* WORK TO COMPLETE:
1. In the Oval Office conversation transcript, where was the meeting held?
2. Pick up the Oval Office conversation transcript after its final line and continue it.

* SELECTED TEXT:
** Start **
Kissinger: At the VFW, you might give a tough Defense-oriented speech.3 It would be good for the Soviets.

The President: I have been doing that, and with no apologies.

Kissinger: We can probably get a 15–20,000 cut in MBFR. Maybe in December. We will have to manage with the allies so it doesn’t look like bilateralism.

I will focus with Dobrynin on SALT and MBFR.

[Omitted here is a brief exchange on Israeli military capabilities.]

  1. Source: Ford Library, National Security Adviser, Memoranda of Conversations, 1973–1977, Box 5. Secret; Nodis. The meeting was held in the Oval Office. According to the President’s Daily Diary, the meeting lasted from 9:18 to 10:30 a.m. (Ibid., White House Office Files)
** End **
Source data
** Start **
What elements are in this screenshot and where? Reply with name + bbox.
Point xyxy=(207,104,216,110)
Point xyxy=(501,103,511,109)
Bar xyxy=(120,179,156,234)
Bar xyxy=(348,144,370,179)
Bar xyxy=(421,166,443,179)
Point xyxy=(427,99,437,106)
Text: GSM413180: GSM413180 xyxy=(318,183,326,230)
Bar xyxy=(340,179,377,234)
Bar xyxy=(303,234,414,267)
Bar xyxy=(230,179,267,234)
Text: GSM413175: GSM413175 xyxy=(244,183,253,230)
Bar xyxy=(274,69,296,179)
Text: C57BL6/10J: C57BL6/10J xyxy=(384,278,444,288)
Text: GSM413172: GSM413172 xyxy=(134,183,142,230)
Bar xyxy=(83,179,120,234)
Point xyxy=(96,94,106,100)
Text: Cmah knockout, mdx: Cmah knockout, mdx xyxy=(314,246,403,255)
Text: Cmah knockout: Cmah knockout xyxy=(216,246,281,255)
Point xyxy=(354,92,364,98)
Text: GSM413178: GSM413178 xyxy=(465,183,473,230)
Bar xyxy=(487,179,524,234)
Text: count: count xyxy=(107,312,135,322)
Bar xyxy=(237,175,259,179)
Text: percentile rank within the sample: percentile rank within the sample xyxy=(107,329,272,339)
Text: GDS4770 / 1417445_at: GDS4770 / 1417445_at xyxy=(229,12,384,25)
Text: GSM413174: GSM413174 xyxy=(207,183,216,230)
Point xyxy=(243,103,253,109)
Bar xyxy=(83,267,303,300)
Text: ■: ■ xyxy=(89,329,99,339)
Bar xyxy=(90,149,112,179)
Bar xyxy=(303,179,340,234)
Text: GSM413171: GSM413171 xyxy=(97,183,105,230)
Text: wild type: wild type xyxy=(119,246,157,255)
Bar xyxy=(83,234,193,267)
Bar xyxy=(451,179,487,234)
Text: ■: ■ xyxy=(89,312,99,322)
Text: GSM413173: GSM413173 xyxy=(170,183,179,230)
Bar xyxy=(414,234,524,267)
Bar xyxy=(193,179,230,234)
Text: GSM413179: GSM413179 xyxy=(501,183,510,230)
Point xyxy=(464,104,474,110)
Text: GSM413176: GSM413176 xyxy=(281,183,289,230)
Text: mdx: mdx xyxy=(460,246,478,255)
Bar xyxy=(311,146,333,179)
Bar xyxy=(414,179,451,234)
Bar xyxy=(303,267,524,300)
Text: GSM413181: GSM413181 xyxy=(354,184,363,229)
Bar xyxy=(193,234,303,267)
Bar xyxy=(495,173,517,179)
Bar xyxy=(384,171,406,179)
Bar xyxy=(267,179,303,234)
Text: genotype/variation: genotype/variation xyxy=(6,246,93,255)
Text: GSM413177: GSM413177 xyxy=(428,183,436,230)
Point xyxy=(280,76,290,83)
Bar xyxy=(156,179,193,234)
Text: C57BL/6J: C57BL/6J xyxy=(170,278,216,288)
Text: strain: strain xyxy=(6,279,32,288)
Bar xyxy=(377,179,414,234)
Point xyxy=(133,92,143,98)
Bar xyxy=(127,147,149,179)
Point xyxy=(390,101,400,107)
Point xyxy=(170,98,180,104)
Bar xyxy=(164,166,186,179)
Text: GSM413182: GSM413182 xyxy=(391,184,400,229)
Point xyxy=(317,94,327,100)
** End **
* RESPONSE LIST:
1. The meeting was held in the Oval Office.

2.
  2. Senator John L. McClellan (Democrat, Arkansas). On August 13, McClellan, Chairman of the Subcommittee on Defense of the Senate Appropriations Committee, announced cuts in the Department of Defense appropriations bill, including reductions in military assistance to Vietnam and in the research, development, and procurement of air defense aircraft. (“2 Senate Panels Cut Funds for Arms and Foreign Aid,” Leslie H. Gelb, The New York Times, August 14, 1974, pp. 1, 15)
  3. Ford addressed the annual convention of the Veterans of Foreign Wars in Chicago on August 19. For the text of his address, see Public Papers: Ford, 1974, No. 16.